Do this: Reproduce, word for word, the rows below from the one containing "List each element" through the one containing "item-text-continued: . Various", including both of those rows.

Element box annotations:
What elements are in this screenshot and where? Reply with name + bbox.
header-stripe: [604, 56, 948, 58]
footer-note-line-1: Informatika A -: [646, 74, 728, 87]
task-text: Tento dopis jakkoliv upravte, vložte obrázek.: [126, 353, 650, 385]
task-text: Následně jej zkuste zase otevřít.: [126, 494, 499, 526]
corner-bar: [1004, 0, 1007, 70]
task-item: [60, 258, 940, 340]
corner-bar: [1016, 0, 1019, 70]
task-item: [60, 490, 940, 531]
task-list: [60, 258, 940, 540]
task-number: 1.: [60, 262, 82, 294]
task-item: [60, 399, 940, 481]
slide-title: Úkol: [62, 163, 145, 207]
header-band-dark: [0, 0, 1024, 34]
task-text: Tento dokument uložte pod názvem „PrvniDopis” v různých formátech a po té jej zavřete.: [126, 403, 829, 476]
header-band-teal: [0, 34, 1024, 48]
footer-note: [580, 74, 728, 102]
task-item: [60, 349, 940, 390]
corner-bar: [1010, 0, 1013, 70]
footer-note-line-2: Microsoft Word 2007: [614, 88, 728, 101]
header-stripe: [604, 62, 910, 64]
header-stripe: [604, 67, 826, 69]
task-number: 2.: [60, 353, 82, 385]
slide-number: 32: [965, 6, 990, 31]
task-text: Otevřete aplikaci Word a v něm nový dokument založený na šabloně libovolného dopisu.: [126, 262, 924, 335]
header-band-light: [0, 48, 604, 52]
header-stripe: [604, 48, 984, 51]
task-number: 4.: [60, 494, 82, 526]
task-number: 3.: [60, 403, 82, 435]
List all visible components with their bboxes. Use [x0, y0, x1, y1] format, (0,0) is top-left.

--

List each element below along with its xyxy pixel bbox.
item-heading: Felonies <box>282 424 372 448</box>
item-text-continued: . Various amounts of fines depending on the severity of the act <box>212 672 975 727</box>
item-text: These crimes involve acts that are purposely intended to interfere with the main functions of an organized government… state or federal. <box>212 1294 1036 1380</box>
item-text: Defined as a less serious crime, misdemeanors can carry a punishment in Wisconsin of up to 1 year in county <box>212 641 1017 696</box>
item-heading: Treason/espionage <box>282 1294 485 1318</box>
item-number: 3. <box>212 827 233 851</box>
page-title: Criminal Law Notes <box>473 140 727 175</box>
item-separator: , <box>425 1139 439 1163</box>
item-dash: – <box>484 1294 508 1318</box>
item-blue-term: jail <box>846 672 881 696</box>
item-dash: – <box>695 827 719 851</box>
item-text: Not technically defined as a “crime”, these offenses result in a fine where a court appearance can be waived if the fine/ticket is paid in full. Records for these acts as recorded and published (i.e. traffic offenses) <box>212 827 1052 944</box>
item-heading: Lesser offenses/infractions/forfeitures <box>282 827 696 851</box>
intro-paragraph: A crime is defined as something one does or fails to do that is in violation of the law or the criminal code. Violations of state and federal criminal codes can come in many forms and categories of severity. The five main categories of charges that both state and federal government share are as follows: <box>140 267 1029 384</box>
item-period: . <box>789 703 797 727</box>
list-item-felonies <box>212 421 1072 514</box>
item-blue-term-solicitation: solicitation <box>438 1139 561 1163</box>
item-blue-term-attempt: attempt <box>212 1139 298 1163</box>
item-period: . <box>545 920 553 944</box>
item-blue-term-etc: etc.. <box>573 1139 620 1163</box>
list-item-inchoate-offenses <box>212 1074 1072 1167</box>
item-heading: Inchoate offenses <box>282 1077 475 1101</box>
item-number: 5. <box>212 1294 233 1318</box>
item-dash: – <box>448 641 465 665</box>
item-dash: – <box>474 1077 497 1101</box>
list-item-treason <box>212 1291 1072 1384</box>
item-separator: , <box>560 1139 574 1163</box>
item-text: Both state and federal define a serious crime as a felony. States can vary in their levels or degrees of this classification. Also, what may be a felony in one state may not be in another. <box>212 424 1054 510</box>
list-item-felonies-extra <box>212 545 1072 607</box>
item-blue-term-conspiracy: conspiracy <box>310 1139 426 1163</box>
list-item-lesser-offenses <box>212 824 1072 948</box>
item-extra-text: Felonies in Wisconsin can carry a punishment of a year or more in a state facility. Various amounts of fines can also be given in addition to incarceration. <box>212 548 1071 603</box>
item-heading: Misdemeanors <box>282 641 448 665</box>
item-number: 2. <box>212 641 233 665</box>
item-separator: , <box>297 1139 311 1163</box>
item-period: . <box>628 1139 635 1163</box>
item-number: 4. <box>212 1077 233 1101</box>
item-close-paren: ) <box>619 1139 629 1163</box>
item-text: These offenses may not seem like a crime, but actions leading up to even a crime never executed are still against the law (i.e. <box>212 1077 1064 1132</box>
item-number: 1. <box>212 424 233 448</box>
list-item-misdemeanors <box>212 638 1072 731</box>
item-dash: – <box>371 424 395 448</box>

Result for this exercise:
List each element below along with its xyxy pixel bbox.
item-heading: Felonies <box>282 424 372 448</box>
item-text-continued: . Various amounts of fines depending on the severity of the act <box>212 672 975 727</box>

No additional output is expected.